> _WORK TO COMPLETE_
Here are some records; quote them exactly, leaving out the pictures.
# Start of RAW DATA
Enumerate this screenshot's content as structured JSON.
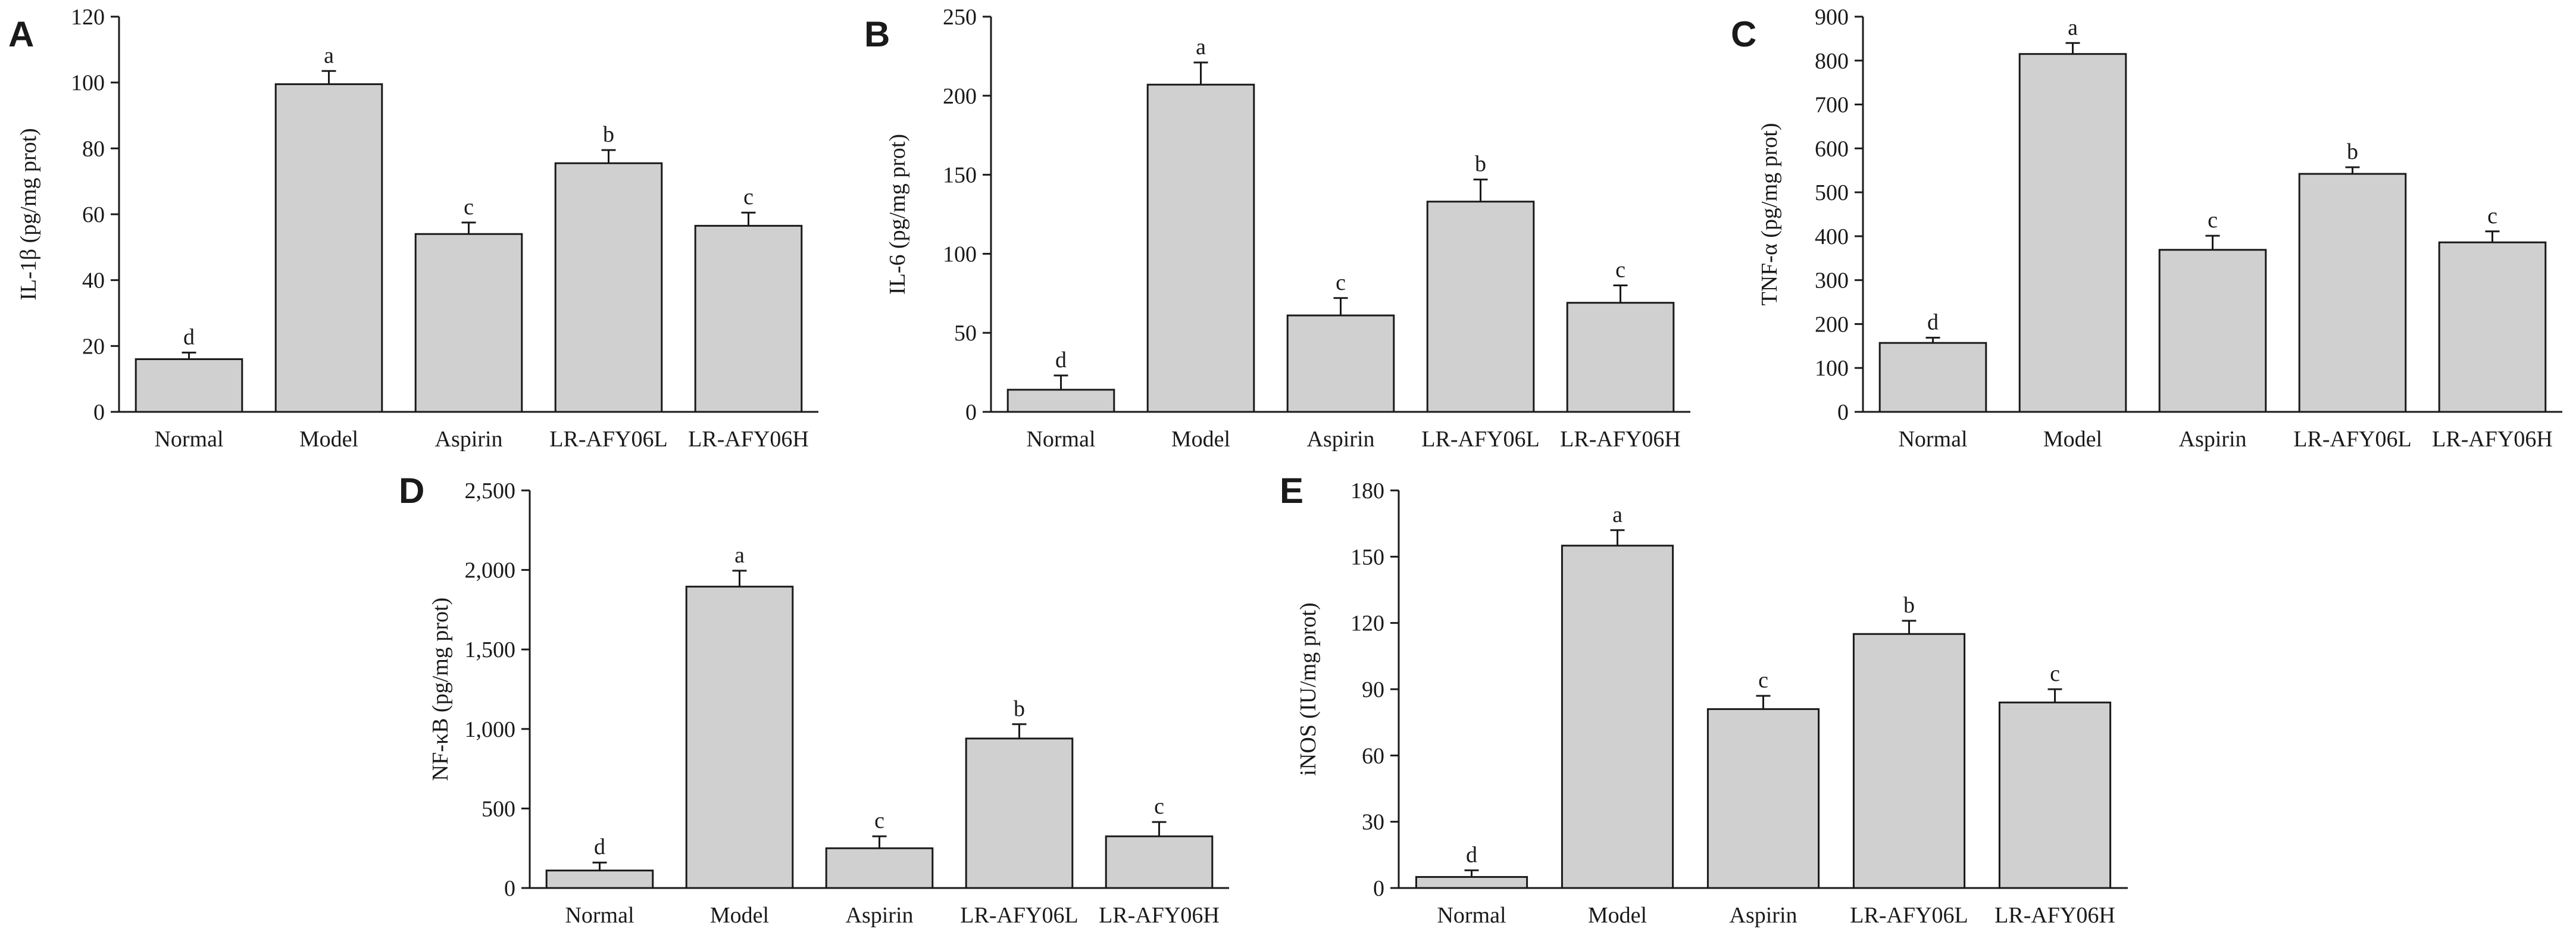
{
  "colors": {
    "bar_fill": "#d0d0d0",
    "stroke": "#1a1a1a",
    "background": "#ffffff"
  },
  "chart_data": [
    {
      "panel": "A",
      "type": "bar",
      "categories": [
        "Normal",
        "Model",
        "Aspirin",
        "LR-AFY06L",
        "LR-AFY06H"
      ],
      "values": [
        16,
        99.5,
        54,
        75.5,
        56.5
      ],
      "errors": [
        2,
        4,
        3.5,
        4,
        4
      ],
      "letters": [
        "d",
        "a",
        "c",
        "b",
        "c"
      ],
      "ylabel": "IL-1β (pg/mg prot)",
      "ylim": [
        0,
        120
      ],
      "yticks": [
        0,
        20,
        40,
        60,
        80,
        100,
        120
      ],
      "ytick_labels": [
        "0",
        "20",
        "40",
        "60",
        "80",
        "100",
        "120"
      ],
      "grid": false
    },
    {
      "panel": "B",
      "type": "bar",
      "categories": [
        "Normal",
        "Model",
        "Aspirin",
        "LR-AFY06L",
        "LR-AFY06H"
      ],
      "values": [
        14,
        207,
        61,
        133,
        69
      ],
      "errors": [
        9,
        14,
        11,
        14,
        11
      ],
      "letters": [
        "d",
        "a",
        "c",
        "b",
        "c"
      ],
      "ylabel": "IL-6 (pg/mg prot)",
      "ylim": [
        0,
        250
      ],
      "yticks": [
        0,
        50,
        100,
        150,
        200,
        250
      ],
      "ytick_labels": [
        "0",
        "50",
        "100",
        "150",
        "200",
        "250"
      ],
      "grid": false
    },
    {
      "panel": "C",
      "type": "bar",
      "categories": [
        "Normal",
        "Model",
        "Aspirin",
        "LR-AFY06L",
        "LR-AFY06H"
      ],
      "values": [
        157,
        815,
        369,
        542,
        386
      ],
      "errors": [
        12,
        25,
        32,
        15,
        25
      ],
      "letters": [
        "d",
        "a",
        "c",
        "b",
        "c"
      ],
      "ylabel": "TNF-α (pg/mg prot)",
      "ylim": [
        0,
        900
      ],
      "yticks": [
        0,
        100,
        200,
        300,
        400,
        500,
        600,
        700,
        800,
        900
      ],
      "ytick_labels": [
        "0",
        "100",
        "200",
        "300",
        "400",
        "500",
        "600",
        "700",
        "800",
        "900"
      ],
      "grid": false
    },
    {
      "panel": "D",
      "type": "bar",
      "categories": [
        "Normal",
        "Model",
        "Aspirin",
        "LR-AFY06L",
        "LR-AFY06H"
      ],
      "values": [
        110,
        1895,
        250,
        940,
        325
      ],
      "errors": [
        50,
        100,
        75,
        90,
        90
      ],
      "letters": [
        "d",
        "a",
        "c",
        "b",
        "c"
      ],
      "ylabel": "NF-κB (pg/mg prot)",
      "ylim": [
        0,
        2500
      ],
      "yticks": [
        0,
        500,
        1000,
        1500,
        2000,
        2500
      ],
      "ytick_labels": [
        "0",
        "500",
        "1,000",
        "1,500",
        "2,000",
        "2,500"
      ],
      "grid": false
    },
    {
      "panel": "E",
      "type": "bar",
      "categories": [
        "Normal",
        "Model",
        "Aspirin",
        "LR-AFY06L",
        "LR-AFY06H"
      ],
      "values": [
        5,
        155,
        81,
        115,
        84
      ],
      "errors": [
        3,
        7,
        6,
        6,
        6
      ],
      "letters": [
        "d",
        "a",
        "c",
        "b",
        "c"
      ],
      "ylabel": "iNOS (IU/mg prot)",
      "ylim": [
        0,
        180
      ],
      "yticks": [
        0,
        30,
        60,
        90,
        120,
        150,
        180
      ],
      "ytick_labels": [
        "0",
        "30",
        "60",
        "90",
        "120",
        "150",
        "180"
      ],
      "grid": false
    }
  ]
}
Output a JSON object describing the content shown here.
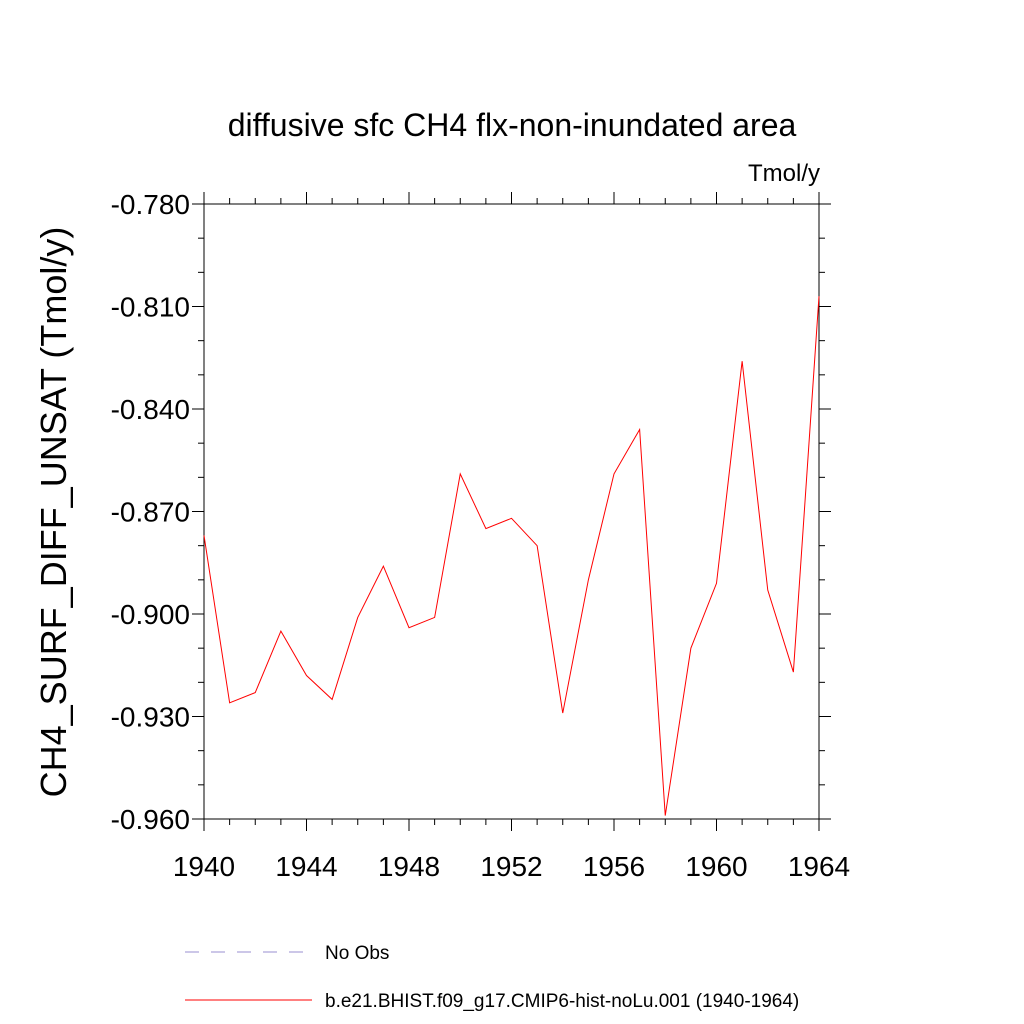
# End of RAW DATA
> _COMPLETED TASK_
Enumerate this screenshot's content as structured JSON.
{
  "colors": {
    "bar_fill": "#d0d0d0",
    "stroke": "#1a1a1a",
    "background": "#ffffff"
  },
  "chart_data": [
    {
      "panel": "A",
      "type": "bar",
      "categories": [
        "Normal",
        "Model",
        "Aspirin",
        "LR-AFY06L",
        "LR-AFY06H"
      ],
      "values": [
        16,
        99.5,
        54,
        75.5,
        56.5
      ],
      "errors": [
        2,
        4,
        3.5,
        4,
        4
      ],
      "letters": [
        "d",
        "a",
        "c",
        "b",
        "c"
      ],
      "ylabel": "IL-1β (pg/mg prot)",
      "ylim": [
        0,
        120
      ],
      "yticks": [
        0,
        20,
        40,
        60,
        80,
        100,
        120
      ],
      "ytick_labels": [
        "0",
        "20",
        "40",
        "60",
        "80",
        "100",
        "120"
      ],
      "grid": false
    },
    {
      "panel": "B",
      "type": "bar",
      "categories": [
        "Normal",
        "Model",
        "Aspirin",
        "LR-AFY06L",
        "LR-AFY06H"
      ],
      "values": [
        14,
        207,
        61,
        133,
        69
      ],
      "errors": [
        9,
        14,
        11,
        14,
        11
      ],
      "letters": [
        "d",
        "a",
        "c",
        "b",
        "c"
      ],
      "ylabel": "IL-6 (pg/mg prot)",
      "ylim": [
        0,
        250
      ],
      "yticks": [
        0,
        50,
        100,
        150,
        200,
        250
      ],
      "ytick_labels": [
        "0",
        "50",
        "100",
        "150",
        "200",
        "250"
      ],
      "grid": false
    },
    {
      "panel": "C",
      "type": "bar",
      "categories": [
        "Normal",
        "Model",
        "Aspirin",
        "LR-AFY06L",
        "LR-AFY06H"
      ],
      "values": [
        157,
        815,
        369,
        542,
        386
      ],
      "errors": [
        12,
        25,
        32,
        15,
        25
      ],
      "letters": [
        "d",
        "a",
        "c",
        "b",
        "c"
      ],
      "ylabel": "TNF-α (pg/mg prot)",
      "ylim": [
        0,
        900
      ],
      "yticks": [
        0,
        100,
        200,
        300,
        400,
        500,
        600,
        700,
        800,
        900
      ],
      "ytick_labels": [
        "0",
        "100",
        "200",
        "300",
        "400",
        "500",
        "600",
        "700",
        "800",
        "900"
      ],
      "grid": false
    },
    {
      "panel": "D",
      "type": "bar",
      "categories": [
        "Normal",
        "Model",
        "Aspirin",
        "LR-AFY06L",
        "LR-AFY06H"
      ],
      "values": [
        110,
        1895,
        250,
        940,
        325
      ],
      "errors": [
        50,
        100,
        75,
        90,
        90
      ],
      "letters": [
        "d",
        "a",
        "c",
        "b",
        "c"
      ],
      "ylabel": "NF-κB (pg/mg prot)",
      "ylim": [
        0,
        2500
      ],
      "yticks": [
        0,
        500,
        1000,
        1500,
        2000,
        2500
      ],
      "ytick_labels": [
        "0",
        "500",
        "1,000",
        "1,500",
        "2,000",
        "2,500"
      ],
      "grid": false
    },
    {
      "panel": "E",
      "type": "bar",
      "categories": [
        "Normal",
        "Model",
        "Aspirin",
        "LR-AFY06L",
        "LR-AFY06H"
      ],
      "values": [
        5,
        155,
        81,
        115,
        84
      ],
      "errors": [
        3,
        7,
        6,
        6,
        6
      ],
      "letters": [
        "d",
        "a",
        "c",
        "b",
        "c"
      ],
      "ylabel": "iNOS (IU/mg prot)",
      "ylim": [
        0,
        180
      ],
      "yticks": [
        0,
        30,
        60,
        90,
        120,
        150,
        180
      ],
      "ytick_labels": [
        "0",
        "30",
        "60",
        "90",
        "120",
        "150",
        "180"
      ],
      "grid": false
    }
  ]
}
Output a JSON object describing the content shown here.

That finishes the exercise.